● WORK TO BE COMPLETED:
State how many lines of the records contain the string "direct", and give no other information.

● DATA PROVIDED:

>>>>

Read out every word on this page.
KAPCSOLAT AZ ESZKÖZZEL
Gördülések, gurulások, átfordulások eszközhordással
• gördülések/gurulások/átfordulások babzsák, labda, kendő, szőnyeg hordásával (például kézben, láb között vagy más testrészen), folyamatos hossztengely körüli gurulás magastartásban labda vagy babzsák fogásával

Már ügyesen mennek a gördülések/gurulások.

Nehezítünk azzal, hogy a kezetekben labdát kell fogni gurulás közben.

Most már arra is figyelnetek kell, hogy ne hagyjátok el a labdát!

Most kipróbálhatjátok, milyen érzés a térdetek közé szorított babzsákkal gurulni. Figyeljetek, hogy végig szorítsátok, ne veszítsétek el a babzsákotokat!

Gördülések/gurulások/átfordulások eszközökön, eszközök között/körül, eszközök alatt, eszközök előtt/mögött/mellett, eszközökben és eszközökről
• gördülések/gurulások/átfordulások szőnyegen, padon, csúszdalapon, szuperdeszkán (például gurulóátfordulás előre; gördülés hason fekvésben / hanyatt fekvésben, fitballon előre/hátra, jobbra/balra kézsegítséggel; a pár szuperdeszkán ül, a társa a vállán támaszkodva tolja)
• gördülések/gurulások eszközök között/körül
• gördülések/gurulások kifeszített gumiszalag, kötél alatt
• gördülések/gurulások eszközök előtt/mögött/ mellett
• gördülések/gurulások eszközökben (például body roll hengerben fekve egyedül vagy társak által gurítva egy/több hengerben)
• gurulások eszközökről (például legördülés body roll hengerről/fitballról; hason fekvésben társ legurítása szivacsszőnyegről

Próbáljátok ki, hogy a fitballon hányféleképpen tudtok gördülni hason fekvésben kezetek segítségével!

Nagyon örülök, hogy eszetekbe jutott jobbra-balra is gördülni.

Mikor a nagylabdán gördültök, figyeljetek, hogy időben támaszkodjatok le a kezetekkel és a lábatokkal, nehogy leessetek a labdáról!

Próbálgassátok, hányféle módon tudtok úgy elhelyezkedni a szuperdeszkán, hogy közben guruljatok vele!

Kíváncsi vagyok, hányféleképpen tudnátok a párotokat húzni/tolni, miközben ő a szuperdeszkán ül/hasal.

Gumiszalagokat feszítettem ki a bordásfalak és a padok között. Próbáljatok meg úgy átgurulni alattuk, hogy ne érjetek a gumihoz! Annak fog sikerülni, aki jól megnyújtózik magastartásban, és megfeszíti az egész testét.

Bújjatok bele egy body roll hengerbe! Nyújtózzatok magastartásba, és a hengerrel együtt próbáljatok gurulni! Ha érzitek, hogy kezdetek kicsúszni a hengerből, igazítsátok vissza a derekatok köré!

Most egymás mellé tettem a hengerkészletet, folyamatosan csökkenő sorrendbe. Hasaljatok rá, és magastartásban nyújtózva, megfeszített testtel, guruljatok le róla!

<<<<
>>>>

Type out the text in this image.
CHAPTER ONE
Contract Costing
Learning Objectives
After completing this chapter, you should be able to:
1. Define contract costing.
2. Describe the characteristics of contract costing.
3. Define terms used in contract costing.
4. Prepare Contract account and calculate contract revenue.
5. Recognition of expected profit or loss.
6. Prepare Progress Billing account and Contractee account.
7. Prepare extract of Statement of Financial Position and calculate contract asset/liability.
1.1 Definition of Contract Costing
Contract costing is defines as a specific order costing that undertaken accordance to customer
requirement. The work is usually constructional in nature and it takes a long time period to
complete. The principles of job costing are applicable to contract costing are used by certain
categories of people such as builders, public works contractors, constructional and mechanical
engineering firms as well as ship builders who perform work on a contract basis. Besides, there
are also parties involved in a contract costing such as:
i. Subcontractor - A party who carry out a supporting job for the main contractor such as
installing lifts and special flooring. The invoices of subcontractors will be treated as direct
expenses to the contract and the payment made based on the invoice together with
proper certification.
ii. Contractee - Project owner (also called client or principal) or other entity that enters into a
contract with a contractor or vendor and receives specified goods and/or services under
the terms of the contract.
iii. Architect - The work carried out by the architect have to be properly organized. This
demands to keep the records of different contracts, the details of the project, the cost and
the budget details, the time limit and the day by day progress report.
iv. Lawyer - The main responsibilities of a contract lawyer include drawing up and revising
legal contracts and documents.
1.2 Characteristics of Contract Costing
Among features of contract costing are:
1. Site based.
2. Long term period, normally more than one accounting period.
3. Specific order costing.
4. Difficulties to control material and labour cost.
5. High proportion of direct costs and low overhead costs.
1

<<<<
>>>>

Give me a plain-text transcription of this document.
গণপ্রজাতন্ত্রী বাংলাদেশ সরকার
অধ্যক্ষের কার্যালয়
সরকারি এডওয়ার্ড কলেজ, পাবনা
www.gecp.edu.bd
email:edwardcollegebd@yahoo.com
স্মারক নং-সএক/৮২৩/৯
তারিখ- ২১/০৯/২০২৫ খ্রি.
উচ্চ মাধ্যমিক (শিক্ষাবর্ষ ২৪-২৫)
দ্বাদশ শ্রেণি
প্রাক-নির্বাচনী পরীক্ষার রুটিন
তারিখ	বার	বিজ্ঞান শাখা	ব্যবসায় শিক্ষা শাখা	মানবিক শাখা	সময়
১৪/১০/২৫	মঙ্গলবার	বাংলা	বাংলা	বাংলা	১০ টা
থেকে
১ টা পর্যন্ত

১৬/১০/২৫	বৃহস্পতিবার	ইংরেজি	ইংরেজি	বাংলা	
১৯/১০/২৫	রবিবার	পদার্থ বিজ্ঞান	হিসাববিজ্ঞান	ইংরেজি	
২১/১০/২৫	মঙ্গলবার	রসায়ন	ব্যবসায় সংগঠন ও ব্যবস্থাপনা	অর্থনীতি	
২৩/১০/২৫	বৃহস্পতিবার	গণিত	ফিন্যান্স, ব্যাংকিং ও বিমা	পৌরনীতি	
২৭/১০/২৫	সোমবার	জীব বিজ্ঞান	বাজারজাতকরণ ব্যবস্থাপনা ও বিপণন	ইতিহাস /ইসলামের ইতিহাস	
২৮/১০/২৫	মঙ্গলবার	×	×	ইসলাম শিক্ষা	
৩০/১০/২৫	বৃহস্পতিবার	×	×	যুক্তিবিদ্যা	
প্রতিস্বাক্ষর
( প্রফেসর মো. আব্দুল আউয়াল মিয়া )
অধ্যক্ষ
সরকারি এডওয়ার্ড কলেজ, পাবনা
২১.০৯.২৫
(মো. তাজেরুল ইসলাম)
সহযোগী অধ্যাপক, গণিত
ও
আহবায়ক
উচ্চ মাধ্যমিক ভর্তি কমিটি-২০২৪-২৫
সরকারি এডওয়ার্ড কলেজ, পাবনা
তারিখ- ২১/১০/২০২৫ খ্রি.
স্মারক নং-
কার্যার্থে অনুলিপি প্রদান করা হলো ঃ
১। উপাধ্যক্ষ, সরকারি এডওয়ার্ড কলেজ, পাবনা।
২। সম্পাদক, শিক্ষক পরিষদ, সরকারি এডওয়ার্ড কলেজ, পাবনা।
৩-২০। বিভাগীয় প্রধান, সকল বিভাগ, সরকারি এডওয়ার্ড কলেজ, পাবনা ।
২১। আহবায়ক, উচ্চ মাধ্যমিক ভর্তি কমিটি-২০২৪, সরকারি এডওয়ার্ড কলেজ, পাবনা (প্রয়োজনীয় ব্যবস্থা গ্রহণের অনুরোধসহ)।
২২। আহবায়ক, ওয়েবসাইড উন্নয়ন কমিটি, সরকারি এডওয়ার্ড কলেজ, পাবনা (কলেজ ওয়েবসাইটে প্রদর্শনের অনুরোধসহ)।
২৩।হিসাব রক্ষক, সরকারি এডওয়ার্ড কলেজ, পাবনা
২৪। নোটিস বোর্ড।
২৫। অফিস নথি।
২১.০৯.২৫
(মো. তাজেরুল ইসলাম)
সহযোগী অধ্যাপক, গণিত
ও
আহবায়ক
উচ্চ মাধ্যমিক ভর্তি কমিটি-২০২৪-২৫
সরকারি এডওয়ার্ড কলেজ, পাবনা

<<<<

● FINAL RESULT:
2